Task requirements: Find the lines below that contain the string "name". Copy each one.

====== Available data ======

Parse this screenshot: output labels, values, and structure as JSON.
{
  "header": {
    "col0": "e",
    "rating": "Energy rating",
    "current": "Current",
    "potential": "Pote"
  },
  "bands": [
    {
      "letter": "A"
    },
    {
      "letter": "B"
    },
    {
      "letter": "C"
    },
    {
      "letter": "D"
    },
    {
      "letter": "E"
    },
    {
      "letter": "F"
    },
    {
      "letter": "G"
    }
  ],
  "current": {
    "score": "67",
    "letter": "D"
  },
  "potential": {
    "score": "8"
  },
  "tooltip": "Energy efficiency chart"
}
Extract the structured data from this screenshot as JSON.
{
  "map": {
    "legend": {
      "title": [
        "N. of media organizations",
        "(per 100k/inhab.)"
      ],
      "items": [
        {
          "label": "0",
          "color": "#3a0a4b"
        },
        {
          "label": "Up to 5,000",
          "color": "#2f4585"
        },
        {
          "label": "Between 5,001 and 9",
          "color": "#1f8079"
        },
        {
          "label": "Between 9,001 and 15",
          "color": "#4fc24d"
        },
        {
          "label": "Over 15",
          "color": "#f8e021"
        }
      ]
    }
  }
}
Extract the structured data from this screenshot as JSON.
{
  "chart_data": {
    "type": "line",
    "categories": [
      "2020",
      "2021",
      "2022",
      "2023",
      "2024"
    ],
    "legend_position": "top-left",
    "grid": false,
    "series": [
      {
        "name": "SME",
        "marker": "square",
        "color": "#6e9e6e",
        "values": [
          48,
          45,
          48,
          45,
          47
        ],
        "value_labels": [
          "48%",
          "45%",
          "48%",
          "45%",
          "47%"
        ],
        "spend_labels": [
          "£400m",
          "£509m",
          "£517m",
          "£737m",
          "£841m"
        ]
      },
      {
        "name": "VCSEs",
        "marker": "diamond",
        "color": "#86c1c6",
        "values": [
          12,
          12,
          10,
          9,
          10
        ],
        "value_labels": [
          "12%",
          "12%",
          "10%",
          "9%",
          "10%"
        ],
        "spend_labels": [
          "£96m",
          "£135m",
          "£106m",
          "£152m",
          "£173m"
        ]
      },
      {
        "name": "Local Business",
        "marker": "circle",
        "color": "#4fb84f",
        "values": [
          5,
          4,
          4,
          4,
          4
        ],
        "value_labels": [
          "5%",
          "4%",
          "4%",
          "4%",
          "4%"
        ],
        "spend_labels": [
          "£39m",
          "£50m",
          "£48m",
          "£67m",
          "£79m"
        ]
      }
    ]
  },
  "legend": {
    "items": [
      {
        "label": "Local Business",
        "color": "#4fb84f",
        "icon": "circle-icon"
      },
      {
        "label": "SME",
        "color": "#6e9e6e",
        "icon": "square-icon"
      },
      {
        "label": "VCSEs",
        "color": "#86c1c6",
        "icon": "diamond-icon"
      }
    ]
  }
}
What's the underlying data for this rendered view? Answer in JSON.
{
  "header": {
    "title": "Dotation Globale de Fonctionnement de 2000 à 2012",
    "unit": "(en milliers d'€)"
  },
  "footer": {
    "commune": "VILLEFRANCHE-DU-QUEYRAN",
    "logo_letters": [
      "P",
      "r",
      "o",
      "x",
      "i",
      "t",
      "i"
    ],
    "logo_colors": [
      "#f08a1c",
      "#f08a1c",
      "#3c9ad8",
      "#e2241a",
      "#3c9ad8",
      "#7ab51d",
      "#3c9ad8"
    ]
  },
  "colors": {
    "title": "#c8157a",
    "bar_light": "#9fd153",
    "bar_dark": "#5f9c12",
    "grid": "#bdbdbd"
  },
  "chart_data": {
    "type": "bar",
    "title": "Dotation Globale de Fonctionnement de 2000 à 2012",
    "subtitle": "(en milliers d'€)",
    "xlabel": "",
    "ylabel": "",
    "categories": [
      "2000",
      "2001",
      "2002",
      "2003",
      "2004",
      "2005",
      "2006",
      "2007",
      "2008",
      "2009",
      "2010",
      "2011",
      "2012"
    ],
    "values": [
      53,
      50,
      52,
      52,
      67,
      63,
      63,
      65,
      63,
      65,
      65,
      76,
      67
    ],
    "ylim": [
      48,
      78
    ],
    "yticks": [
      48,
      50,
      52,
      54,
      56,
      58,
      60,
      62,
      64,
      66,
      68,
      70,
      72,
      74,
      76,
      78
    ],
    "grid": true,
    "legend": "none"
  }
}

======

Result of the task:
        "name": "SME",
        "name": "VCSEs",
        "name": "Local Business",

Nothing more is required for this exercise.